**AIM OF THE TASK**: Copy down all of the data underneath, exactly as shown.

**RECORD EXTRACTS**:
※
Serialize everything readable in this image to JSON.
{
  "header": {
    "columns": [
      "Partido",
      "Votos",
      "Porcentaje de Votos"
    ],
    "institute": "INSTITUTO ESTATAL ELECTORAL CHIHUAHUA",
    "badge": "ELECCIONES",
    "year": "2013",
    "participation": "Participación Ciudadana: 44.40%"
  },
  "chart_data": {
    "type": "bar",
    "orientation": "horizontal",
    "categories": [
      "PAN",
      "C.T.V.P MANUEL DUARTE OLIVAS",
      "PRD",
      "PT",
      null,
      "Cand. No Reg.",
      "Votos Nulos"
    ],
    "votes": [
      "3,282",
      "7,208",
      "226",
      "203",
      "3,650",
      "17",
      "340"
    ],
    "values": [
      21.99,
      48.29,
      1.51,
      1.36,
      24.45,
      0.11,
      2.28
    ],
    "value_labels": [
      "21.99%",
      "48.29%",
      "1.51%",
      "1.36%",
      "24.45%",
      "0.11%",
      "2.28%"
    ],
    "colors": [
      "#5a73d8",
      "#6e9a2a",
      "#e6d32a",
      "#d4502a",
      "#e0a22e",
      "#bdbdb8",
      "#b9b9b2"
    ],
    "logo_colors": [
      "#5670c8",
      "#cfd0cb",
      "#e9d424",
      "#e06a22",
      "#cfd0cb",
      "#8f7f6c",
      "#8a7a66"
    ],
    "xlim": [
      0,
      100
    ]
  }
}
※
**RESULT OF THE EXERCISE**:
Serialize everything readable in this image to JSON.
{
  "header": {
    "columns": [
      "Partido",
      "Votos",
      "Porcentaje de Votos"
    ],
    "institute": "INSTITUTO ESTATAL ELECTORAL CHIHUAHUA",
    "badge": "ELECCIONES",
    "year": "2013",
    "participation": "Participación Ciudadana: 44.40%"
  },
  "chart_data": {
    "type": "bar",
    "orientation": "horizontal",
    "categories": [
      "PAN",
      "C.T.V.P MANUEL DUARTE OLIVAS",
      "PRD",
      "PT",
      null,
      "Cand. No Reg.",
      "Votos Nulos"
    ],
    "votes": [
      "3,282",
      "7,208",
      "226",
      "203",
      "3,650",
      "17",
      "340"
    ],
    "values": [
      21.99,
      48.29,
      1.51,
      1.36,
      24.45,
      0.11,
      2.28
    ],
    "value_labels": [
      "21.99%",
      "48.29%",
      "1.51%",
      "1.36%",
      "24.45%",
      "0.11%",
      "2.28%"
    ],
    "colors": [
      "#5a73d8",
      "#6e9a2a",
      "#e6d32a",
      "#d4502a",
      "#e0a22e",
      "#bdbdb8",
      "#b9b9b2"
    ],
    "logo_colors": [
      "#5670c8",
      "#cfd0cb",
      "#e9d424",
      "#e06a22",
      "#cfd0cb",
      "#8f7f6c",
      "#8a7a66"
    ],
    "xlim": [
      0,
      100
    ]
  }
}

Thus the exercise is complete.